**Items from a figure collection:**
_ _ _ _ _ _ _

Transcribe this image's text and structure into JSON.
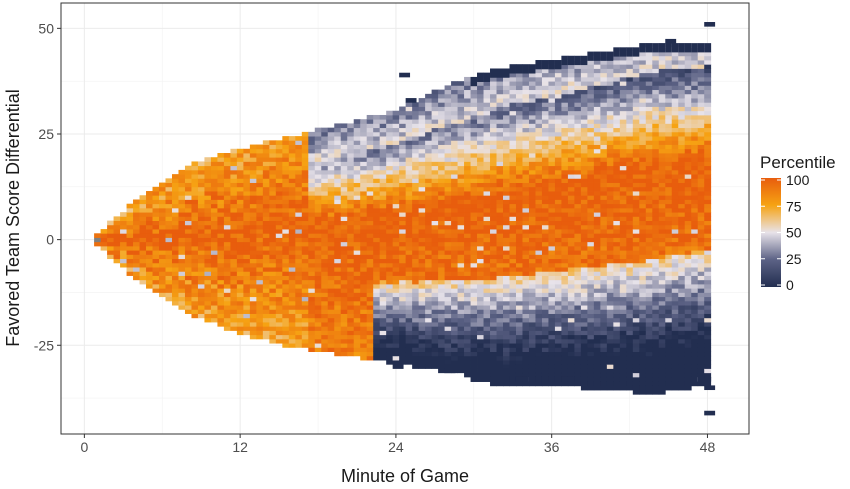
{
  "chart_data": {
    "type": "heatmap",
    "title": "",
    "xlabel": "Minute of Game",
    "ylabel": "Favored Team Score Differential",
    "xlim": [
      -1.8,
      51.2
    ],
    "ylim": [
      -46,
      56
    ],
    "x_ticks": [
      0,
      12,
      24,
      36,
      48
    ],
    "y_ticks": [
      -25,
      0,
      25,
      50
    ],
    "x_tick_labels": [
      "0",
      "12",
      "24",
      "36",
      "48"
    ],
    "y_tick_labels": [
      "-25",
      "0",
      "25",
      "50"
    ],
    "grid": true,
    "legend": {
      "title": "Percentile",
      "position": "right",
      "breaks": [
        0,
        25,
        50,
        75,
        100
      ],
      "labels": [
        "0",
        "25",
        "50",
        "75",
        "100"
      ]
    },
    "color_scale": {
      "low": "#222e50",
      "mid_low": "#5c6285",
      "mid": "#e8e3ea",
      "mid_high": "#f6a313",
      "high": "#e85d0d",
      "na": "#7f7f7f"
    },
    "cell_width_minutes": 0.5,
    "cell_height_points": 1,
    "envelope_minute": [
      1,
      4,
      8,
      12,
      16,
      20,
      24,
      28,
      32,
      36,
      40,
      44,
      48
    ],
    "envelope_upper": [
      1,
      9,
      17,
      21,
      24,
      27,
      30,
      36,
      40,
      42,
      44,
      46,
      46
    ],
    "envelope_lower": [
      -1,
      -9,
      -17,
      -22,
      -25,
      -27,
      -29,
      -31,
      -33,
      -33,
      -34,
      -35,
      -33
    ],
    "mean_shift_upper_fraction": 0.42,
    "outliers": [
      {
        "minute": 48,
        "differential": 51
      },
      {
        "minute": 48,
        "differential": -41
      },
      {
        "minute": 45,
        "differential": 47
      },
      {
        "minute": 24.5,
        "differential": 39
      },
      {
        "minute": 25,
        "differential": 33
      },
      {
        "minute": 24,
        "differential": -30
      },
      {
        "minute": 28,
        "differential": -31
      },
      {
        "minute": 33.5,
        "differential": -33
      },
      {
        "minute": 35.5,
        "differential": -34
      },
      {
        "minute": 37,
        "differential": -33
      },
      {
        "minute": 48,
        "differential": -35
      }
    ]
  }
}
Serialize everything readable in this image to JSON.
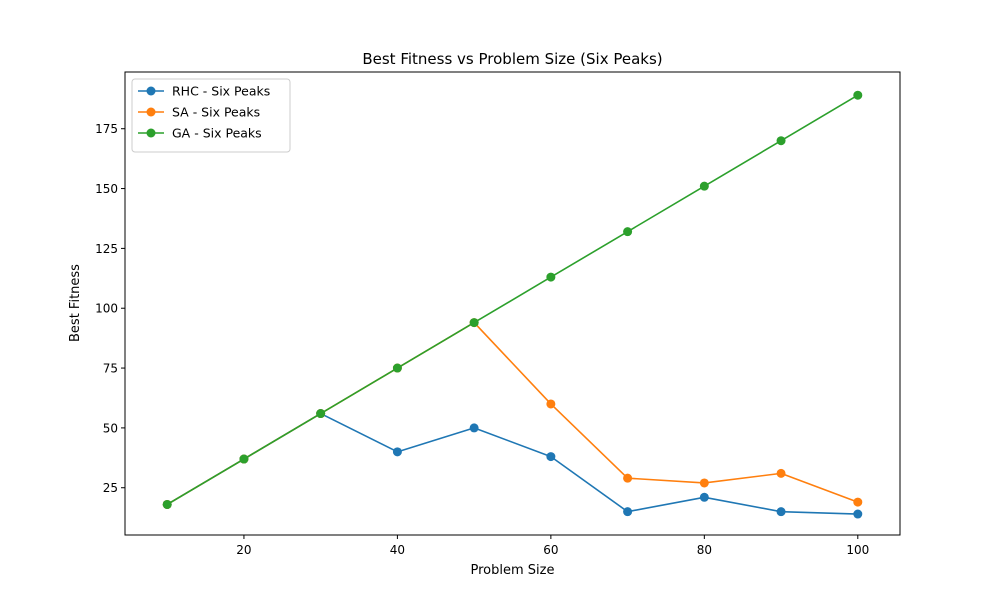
{
  "chart_data": {
    "type": "line",
    "title": "Best Fitness vs Problem Size (Six Peaks)",
    "xlabel": "Problem Size",
    "ylabel": "Best Fitness",
    "x": [
      10,
      20,
      30,
      40,
      50,
      60,
      70,
      80,
      90,
      100
    ],
    "xlim": [
      4.5,
      105.5
    ],
    "ylim": [
      5.25,
      198.7
    ],
    "xticks": [
      20,
      40,
      60,
      80,
      100
    ],
    "yticks": [
      25,
      50,
      75,
      100,
      125,
      150,
      175
    ],
    "grid": false,
    "legend_position": "upper left",
    "series": [
      {
        "name": "RHC - Six Peaks",
        "color": "#1f77b4",
        "values": [
          18,
          37,
          56,
          40,
          50,
          38,
          15,
          21,
          15,
          14
        ]
      },
      {
        "name": "SA - Six Peaks",
        "color": "#ff7f0e",
        "values": [
          18,
          37,
          56,
          75,
          94,
          60,
          29,
          27,
          31,
          19
        ]
      },
      {
        "name": "GA - Six Peaks",
        "color": "#2ca02c",
        "values": [
          18,
          37,
          56,
          75,
          94,
          113,
          132,
          151,
          170,
          189
        ]
      }
    ]
  }
}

_ _ _ _ _ _ _

**Problem to solve:**
Collect each line holding the string "title".

**Written response:**
    "title": "",
      "title": "Percentile",
    "title": "Best Fitness vs Problem Size (Six Peaks)",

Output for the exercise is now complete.